── Information provided

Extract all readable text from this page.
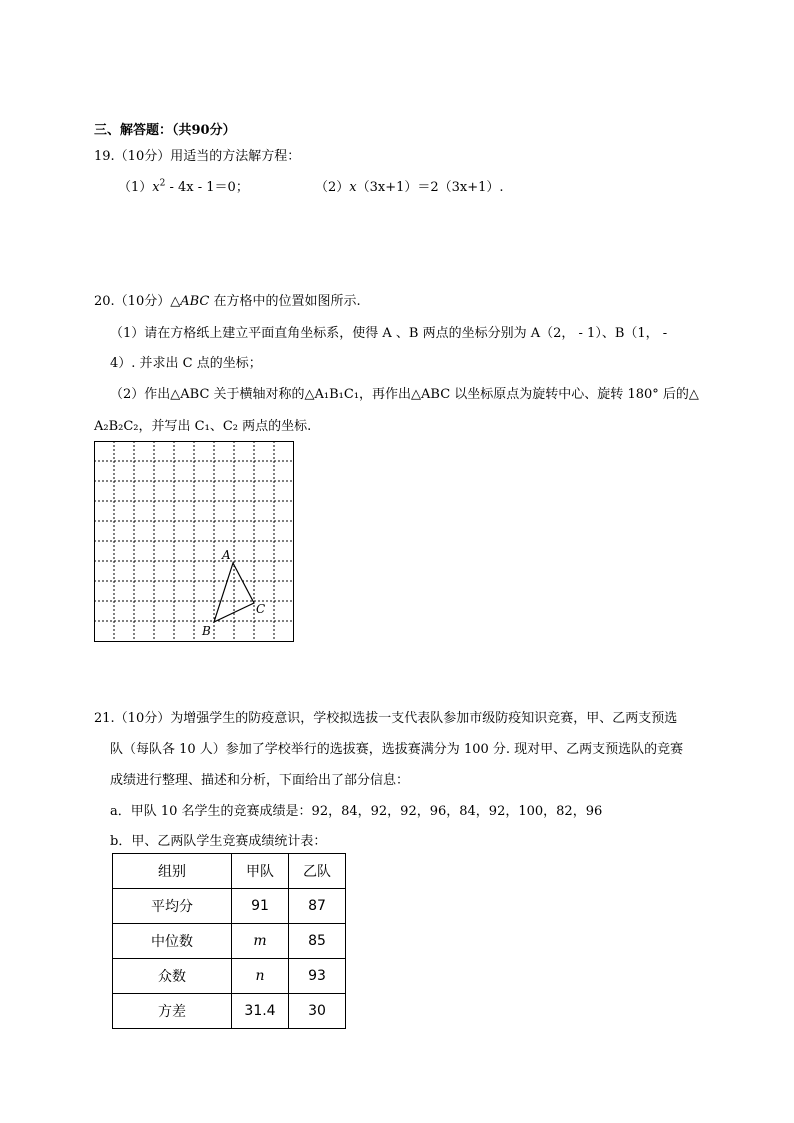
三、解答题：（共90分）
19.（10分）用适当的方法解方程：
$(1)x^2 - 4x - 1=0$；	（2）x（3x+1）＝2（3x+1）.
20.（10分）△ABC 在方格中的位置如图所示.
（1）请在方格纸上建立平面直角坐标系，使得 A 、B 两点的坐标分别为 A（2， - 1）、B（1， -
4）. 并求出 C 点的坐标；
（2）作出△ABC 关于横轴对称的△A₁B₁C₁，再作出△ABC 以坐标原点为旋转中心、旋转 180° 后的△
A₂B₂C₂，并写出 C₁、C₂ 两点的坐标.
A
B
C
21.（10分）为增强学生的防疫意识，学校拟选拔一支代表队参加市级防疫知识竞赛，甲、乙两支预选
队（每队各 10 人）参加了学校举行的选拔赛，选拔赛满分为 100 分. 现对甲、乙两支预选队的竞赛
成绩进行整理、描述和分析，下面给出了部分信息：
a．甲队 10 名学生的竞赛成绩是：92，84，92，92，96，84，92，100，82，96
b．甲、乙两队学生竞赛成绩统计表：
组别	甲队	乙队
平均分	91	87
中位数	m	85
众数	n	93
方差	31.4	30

────
── Information provided

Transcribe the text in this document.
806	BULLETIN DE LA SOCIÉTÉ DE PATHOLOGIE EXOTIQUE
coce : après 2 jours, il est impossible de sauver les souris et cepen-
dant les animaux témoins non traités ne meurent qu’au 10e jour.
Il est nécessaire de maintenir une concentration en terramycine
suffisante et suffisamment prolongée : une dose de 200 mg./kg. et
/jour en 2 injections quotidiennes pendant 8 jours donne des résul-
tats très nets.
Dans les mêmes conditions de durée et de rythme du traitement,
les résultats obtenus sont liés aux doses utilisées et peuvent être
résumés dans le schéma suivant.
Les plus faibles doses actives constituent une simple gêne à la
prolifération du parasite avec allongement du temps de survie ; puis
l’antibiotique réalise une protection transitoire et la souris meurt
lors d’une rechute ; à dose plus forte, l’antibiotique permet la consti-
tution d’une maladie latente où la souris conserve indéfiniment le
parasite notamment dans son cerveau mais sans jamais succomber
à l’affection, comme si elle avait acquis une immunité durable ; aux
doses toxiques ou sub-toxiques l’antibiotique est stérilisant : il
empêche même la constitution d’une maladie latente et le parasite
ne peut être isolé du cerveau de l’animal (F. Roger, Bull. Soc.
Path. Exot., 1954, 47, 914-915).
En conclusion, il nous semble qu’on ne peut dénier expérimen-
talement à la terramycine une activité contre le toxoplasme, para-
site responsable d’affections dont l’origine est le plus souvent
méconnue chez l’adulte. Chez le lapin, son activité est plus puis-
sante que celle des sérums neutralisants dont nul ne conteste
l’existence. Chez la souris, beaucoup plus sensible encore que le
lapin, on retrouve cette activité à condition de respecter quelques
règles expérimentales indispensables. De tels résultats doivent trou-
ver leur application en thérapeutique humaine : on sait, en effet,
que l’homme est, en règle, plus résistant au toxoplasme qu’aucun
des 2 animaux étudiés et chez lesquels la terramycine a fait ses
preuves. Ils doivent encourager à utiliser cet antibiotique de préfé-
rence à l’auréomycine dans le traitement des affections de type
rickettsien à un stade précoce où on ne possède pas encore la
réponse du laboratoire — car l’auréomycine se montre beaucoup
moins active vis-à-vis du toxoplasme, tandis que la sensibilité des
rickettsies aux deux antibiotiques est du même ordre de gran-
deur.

────

→ Work to be completed:
Go over the data above and copy every line that has the word "puis" in it.

→ Reply to the exercise:
prolifération du parasite avec allongement du temps de survie ; puis
méconnue chez l’adulte. Chez le lapin, son activité est plus puis-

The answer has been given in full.